§ DOCUMENT SECTION:
I’m going to get in trouble for this one but to quote a famous animated sailor, “That’s all I can stands. I can’t stands no more.”

Last Friday night in the Lone Star State, the Aledo Bearcats squeaked past the Western Hills Cougars by a score of 91-0. You read that correctly, ninety-one to nothing. Zero. Nada. Zilch.


Are you kidding me?

The coach ought to be ashamed of himself for running up the score on the helpless Cougars, right? Well, to quote a college football icon, “Not so fast, my friend.”

Did you know Lee Corso was roommates at Florida State with football player, actor, and bandit Burt Reynolds?

Did you know Lee Corso was roommates at Florida State with football player, actor, and bandit Burt Reynolds?

It’s easy to look at the score and assume that the Bearcats displayed poor sportsmanship, but we all know what assuming does.

Apparently Aledo’s Head Coach, Tim Buchanan, called off the dogs early. He began substituting players in the first quarter, let the clock run continuously, and instructed his players to call fair catches after back to back punt returns. By the end of the game, every player on the roster had seen playing time.

They only threw the ball 10 times the entire game and nine different running backs carried the ball an average of 2.6 times apiece.

Should the coaches have told the players not to run hard? Absolutely not! That’s when injuries happen. Should the coaches have told the players to take a knee? Heck no! The Bearcats ran the ball, and the Cougars couldn’t tackle them. It’s as simple as that. Should the coaches have told the defense to let the opposing team score? No way! That’s insane. Should they have turned the ball over purposely? No coach would ever do that, right?

Coach Buchanan did everything he could think of not to score.

One of the parents of the defeated Cougars filed an official complaint of bullying against the entire Bearcat coaching staff.

Are you kidding me?

Western Hills Coach John Naylor said he disagrees with the allegations that his team was bullied.

“I think the game was handled fine,” Western Hills coach John Naylor said. “They’re No. 1 for a reason, and I know Coach Buchanan. We’re fighting a real uphill battle right now.

“We just ran into a buzz saw, you know,” Naylor said. “Aledo just plays hard. And they’re good sports, and they don’t talk at all. They get after it, and that’s the way football is supposed to be played in Texas.”

The parent set a poor example for his child, even if his heart was in the right place. Some people react emotionally, whereas logical thinking folks react, well, logically.

If he doesn’t want him to lose or to experience the agony of defeat, he needs to withdraw his child from the team, from school, and from life. Perhaps he could live in his parents’ basement for the rest of his life. He’ll be safe there.

This guy is likely so sensitive he goes around crying wolf or cougar or bearcat, oh my!

In life there are winners and losers. It’s as simple as that. Most winners have lost in various aspects of life but learned from their failures and became successful down the road.

§ DATA EXCERPTS:

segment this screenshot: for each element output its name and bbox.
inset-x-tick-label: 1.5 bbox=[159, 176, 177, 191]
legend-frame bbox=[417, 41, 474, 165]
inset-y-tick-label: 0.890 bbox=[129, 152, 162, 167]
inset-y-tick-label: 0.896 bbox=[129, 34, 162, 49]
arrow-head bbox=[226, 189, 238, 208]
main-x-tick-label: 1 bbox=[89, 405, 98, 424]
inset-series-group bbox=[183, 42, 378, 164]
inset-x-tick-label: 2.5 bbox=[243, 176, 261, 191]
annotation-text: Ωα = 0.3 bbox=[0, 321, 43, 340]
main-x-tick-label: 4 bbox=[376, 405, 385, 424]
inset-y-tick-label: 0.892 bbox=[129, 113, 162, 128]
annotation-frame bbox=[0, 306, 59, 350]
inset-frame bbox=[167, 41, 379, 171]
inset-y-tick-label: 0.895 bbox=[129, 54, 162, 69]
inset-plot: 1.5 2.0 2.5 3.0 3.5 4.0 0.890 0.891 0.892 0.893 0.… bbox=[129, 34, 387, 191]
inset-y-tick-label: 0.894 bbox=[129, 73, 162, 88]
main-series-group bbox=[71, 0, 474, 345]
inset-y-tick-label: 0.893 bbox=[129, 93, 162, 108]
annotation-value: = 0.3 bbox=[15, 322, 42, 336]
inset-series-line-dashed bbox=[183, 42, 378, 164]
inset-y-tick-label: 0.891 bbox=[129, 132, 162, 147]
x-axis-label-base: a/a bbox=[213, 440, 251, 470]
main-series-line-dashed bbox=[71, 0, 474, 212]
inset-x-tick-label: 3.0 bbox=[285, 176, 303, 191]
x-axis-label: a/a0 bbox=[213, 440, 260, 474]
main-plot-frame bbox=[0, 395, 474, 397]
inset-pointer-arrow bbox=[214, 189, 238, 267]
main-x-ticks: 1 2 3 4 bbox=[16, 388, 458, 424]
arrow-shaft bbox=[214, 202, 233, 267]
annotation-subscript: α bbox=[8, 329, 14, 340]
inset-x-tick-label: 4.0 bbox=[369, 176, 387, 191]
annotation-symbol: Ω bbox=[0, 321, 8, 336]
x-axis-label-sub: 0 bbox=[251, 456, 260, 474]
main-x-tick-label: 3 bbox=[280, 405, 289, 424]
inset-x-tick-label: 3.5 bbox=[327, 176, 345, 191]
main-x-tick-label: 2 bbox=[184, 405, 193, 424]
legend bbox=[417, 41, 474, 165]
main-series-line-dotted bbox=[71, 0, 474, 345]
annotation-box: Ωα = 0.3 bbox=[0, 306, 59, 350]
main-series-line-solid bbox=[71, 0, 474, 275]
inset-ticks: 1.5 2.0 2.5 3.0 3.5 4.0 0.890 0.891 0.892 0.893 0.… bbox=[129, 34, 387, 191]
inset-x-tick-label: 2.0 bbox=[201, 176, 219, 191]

§ REQUIREMENTS:
[1] Using the football column, answer these:
(a) What was the final score of the Aledo Bearcats' game against the Western Hills Cougars?
(b) How many times did the Bearcats throw the ball in that game?
(c) Who filed the official complaint of bullying, and against whom?
[2] Echo the part of the football column that begins at the words "Should the coaches have told the players not" and stops after "not to score.".

§ OUTPUTS:
[1]
(a) 91-0
(b) 10 times
(c) One of the parents of the defeated Cougars filed it against the entire Bearcat coaching staff.

[2]
Should the coaches have told the players not to run hard? Absolutely not! That’s when injuries happen. Should the coaches have told the players to take a knee? Heck no! The Bearcats ran the ball, and the Cougars couldn’t tackle them. It’s as simple as that. Should the coaches have told the defense to let the opposing team score? No way! That’s insane. Should they have turned the ball over purposely? No coach would ever do that, right?

Coach Buchanan did everything he could think of not to score.